What to work on: Each line of the data that includes the string "Developer" is to be copied out.

Data listing:
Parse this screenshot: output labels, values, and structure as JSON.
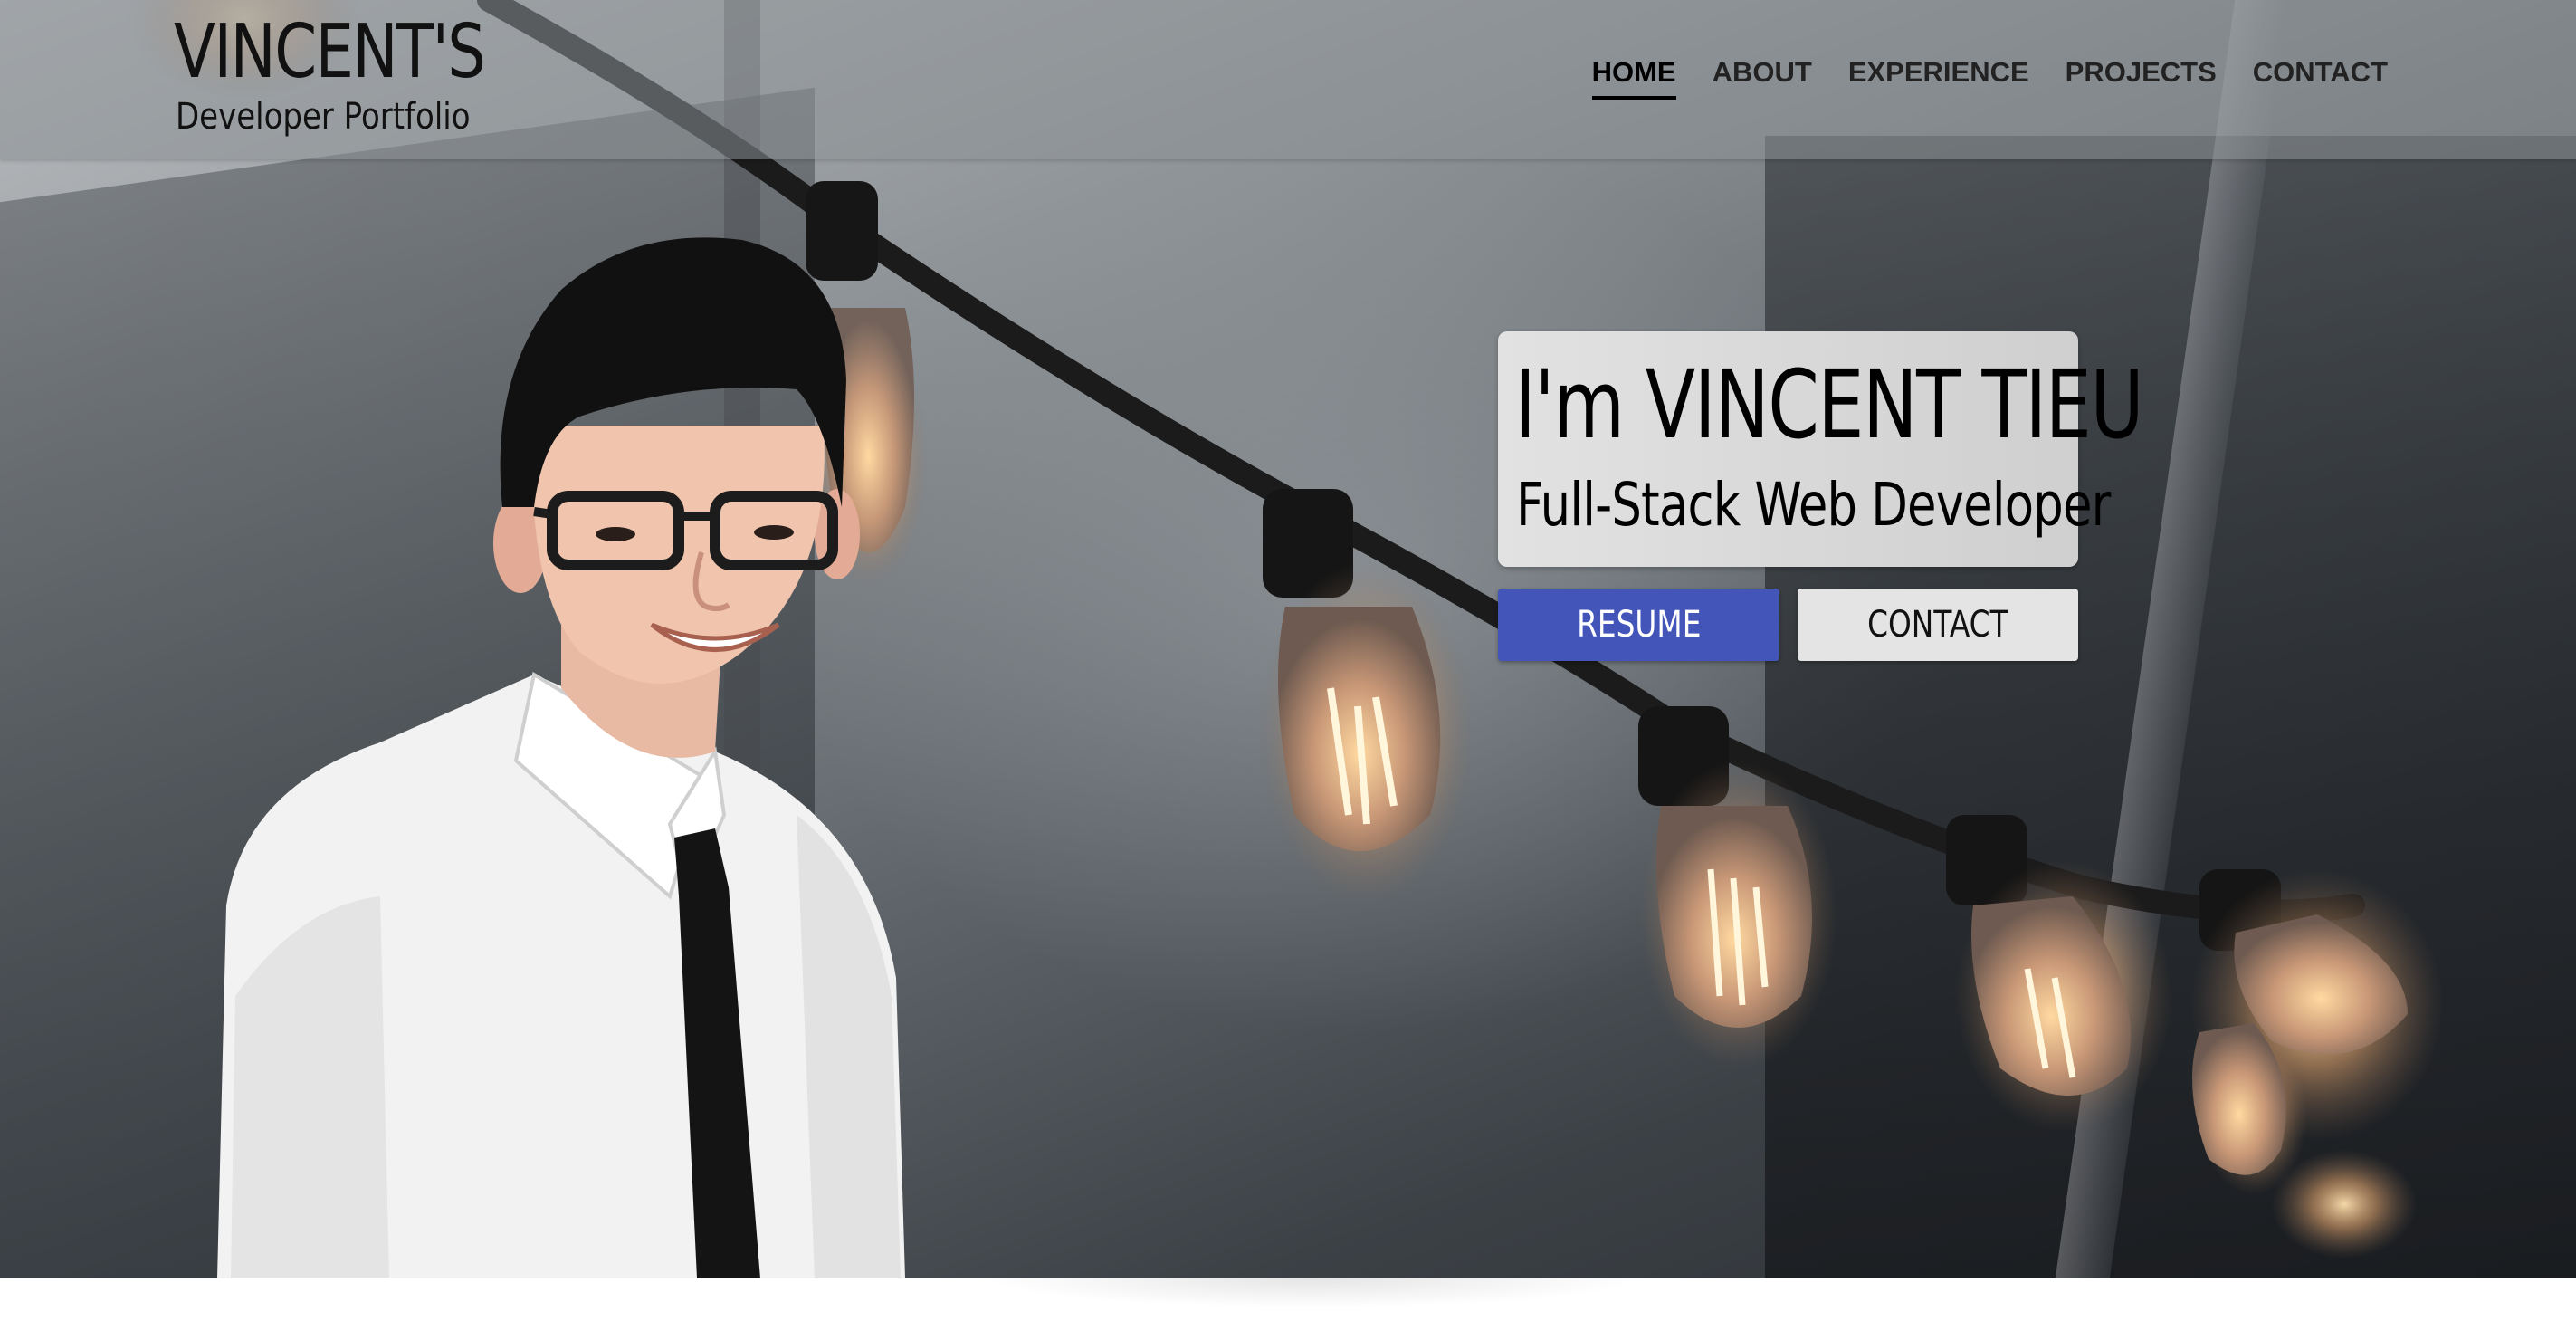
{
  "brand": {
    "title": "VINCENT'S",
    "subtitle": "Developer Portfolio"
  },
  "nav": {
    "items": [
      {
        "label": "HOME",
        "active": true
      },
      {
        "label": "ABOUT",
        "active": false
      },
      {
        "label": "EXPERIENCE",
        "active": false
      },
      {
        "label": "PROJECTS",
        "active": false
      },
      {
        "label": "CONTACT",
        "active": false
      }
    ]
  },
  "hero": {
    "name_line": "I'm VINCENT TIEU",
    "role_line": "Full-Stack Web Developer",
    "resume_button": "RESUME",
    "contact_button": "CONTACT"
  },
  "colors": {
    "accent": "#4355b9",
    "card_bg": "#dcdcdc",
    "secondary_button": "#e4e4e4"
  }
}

Exercise output:
    "subtitle": "Developer Portfolio"
    "role_line": "Full-Stack Web Developer",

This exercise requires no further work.